#### REQUIREMENTS:
Select from the records below every line that has the word "Total" in it.

#### SOURCE DATA:
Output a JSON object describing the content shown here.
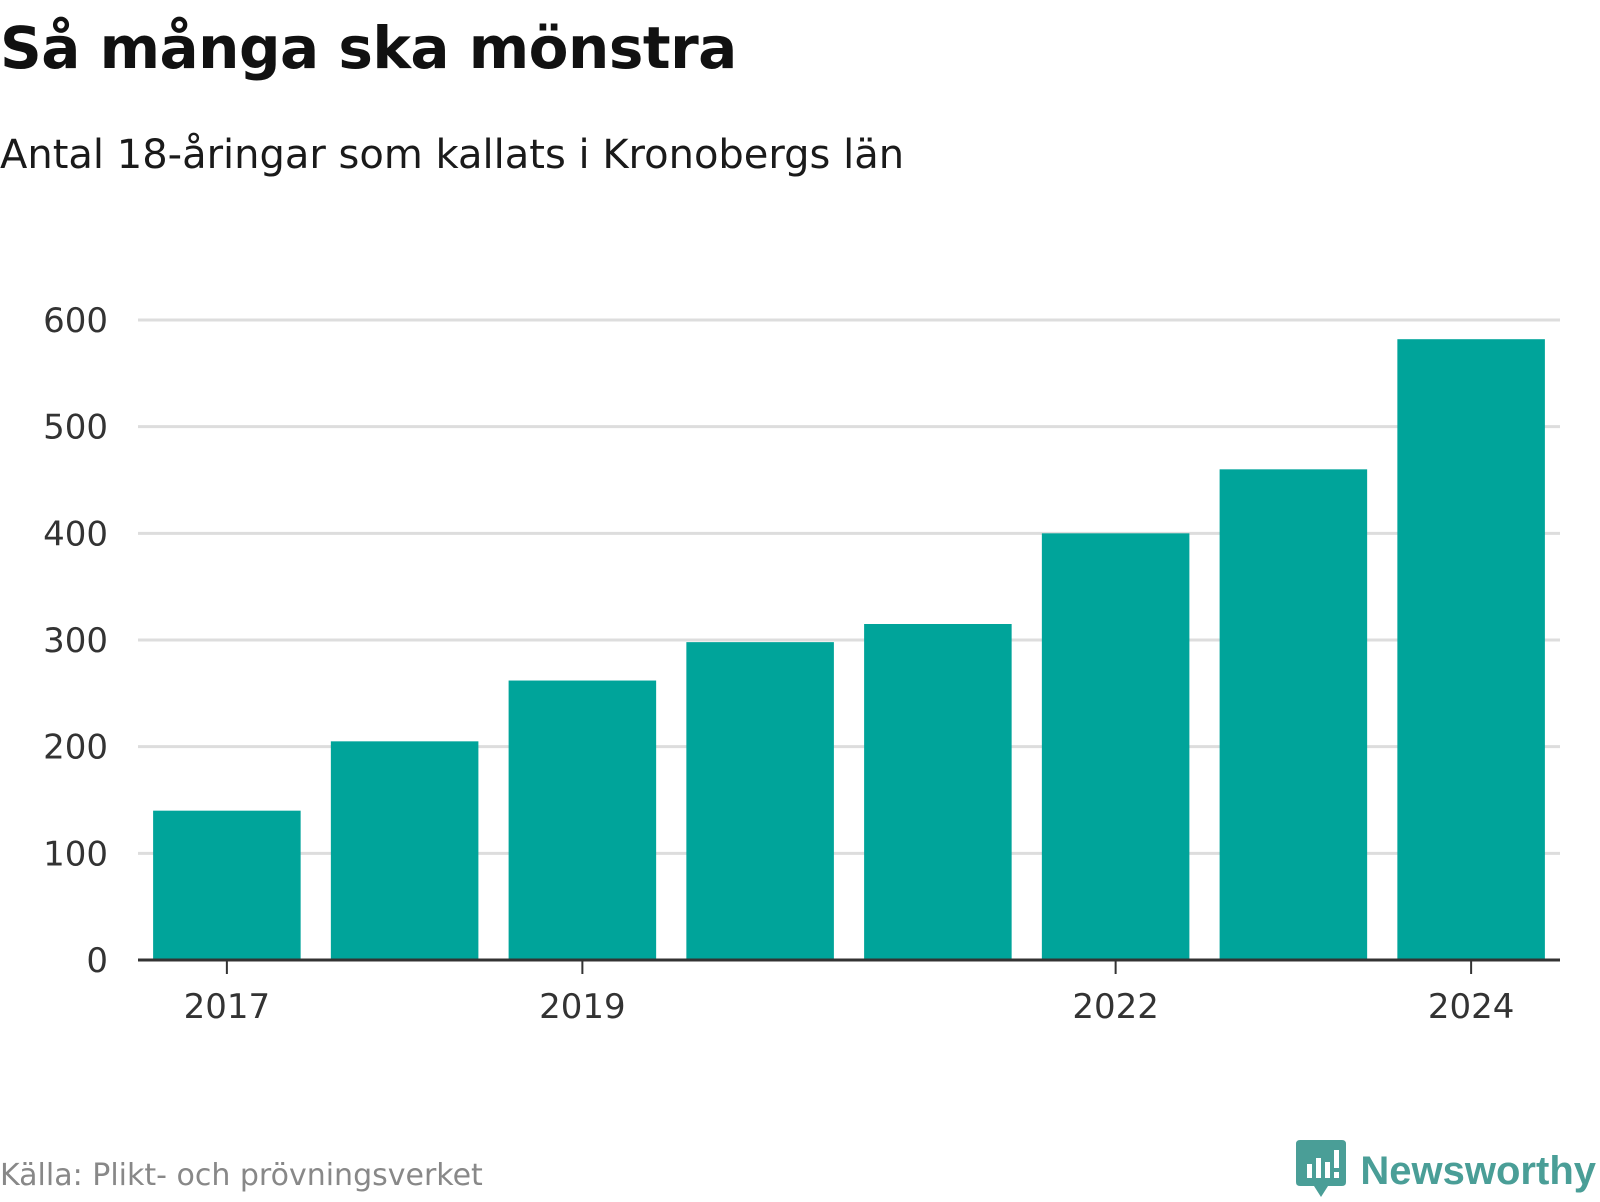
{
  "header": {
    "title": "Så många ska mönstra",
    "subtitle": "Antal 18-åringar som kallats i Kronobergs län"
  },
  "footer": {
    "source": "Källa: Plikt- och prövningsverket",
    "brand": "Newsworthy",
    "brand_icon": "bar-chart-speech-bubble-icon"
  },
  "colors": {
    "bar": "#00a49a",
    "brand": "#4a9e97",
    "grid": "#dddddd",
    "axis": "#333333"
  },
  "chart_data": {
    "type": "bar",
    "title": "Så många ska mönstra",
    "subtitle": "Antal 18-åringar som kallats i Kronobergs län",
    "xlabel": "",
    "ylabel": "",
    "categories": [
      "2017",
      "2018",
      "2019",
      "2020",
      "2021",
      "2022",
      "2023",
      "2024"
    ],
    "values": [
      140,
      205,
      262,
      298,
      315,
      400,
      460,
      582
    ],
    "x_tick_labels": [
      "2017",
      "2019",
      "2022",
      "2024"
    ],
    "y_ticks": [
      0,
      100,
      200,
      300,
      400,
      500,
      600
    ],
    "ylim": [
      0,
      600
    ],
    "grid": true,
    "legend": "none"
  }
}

* * *

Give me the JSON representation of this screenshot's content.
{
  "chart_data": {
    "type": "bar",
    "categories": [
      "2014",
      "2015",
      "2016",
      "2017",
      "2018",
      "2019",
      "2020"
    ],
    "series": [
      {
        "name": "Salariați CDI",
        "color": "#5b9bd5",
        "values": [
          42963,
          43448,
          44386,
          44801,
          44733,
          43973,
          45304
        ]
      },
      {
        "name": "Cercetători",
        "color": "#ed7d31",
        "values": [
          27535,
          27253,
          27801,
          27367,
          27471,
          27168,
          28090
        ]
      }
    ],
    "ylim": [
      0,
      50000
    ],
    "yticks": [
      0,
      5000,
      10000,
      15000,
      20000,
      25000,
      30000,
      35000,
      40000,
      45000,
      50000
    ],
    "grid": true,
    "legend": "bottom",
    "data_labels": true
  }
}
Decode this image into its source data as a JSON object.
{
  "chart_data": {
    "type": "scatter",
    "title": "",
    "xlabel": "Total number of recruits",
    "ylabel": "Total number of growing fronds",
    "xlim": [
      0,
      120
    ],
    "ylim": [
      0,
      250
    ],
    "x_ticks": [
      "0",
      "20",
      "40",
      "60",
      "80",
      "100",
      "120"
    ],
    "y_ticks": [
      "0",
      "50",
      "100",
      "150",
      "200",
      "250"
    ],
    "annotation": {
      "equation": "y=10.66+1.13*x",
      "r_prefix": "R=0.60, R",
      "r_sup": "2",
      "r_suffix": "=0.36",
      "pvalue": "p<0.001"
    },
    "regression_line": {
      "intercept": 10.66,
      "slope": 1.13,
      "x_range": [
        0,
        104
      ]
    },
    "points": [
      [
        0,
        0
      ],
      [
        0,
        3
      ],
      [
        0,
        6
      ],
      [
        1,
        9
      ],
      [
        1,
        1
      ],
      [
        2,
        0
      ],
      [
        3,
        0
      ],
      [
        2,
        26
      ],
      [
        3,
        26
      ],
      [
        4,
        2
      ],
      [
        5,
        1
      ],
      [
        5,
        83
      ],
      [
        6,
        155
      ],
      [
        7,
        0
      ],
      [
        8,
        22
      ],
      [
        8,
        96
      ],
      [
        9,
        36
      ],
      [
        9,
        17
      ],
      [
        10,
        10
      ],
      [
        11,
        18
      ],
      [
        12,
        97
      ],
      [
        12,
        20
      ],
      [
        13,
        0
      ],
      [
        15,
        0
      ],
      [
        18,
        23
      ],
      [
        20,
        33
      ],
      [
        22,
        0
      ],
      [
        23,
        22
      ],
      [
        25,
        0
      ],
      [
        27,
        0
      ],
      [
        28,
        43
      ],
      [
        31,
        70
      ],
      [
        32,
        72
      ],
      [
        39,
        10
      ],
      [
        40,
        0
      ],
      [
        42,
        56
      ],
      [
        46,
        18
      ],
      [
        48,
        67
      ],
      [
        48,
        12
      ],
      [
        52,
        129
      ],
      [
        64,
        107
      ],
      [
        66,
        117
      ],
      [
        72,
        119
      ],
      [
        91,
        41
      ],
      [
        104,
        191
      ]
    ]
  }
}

#### ANSWER TO THIS PROBLEM:
    "xlabel": "Total number of recruits",
    "ylabel": "Total number of growing fronds",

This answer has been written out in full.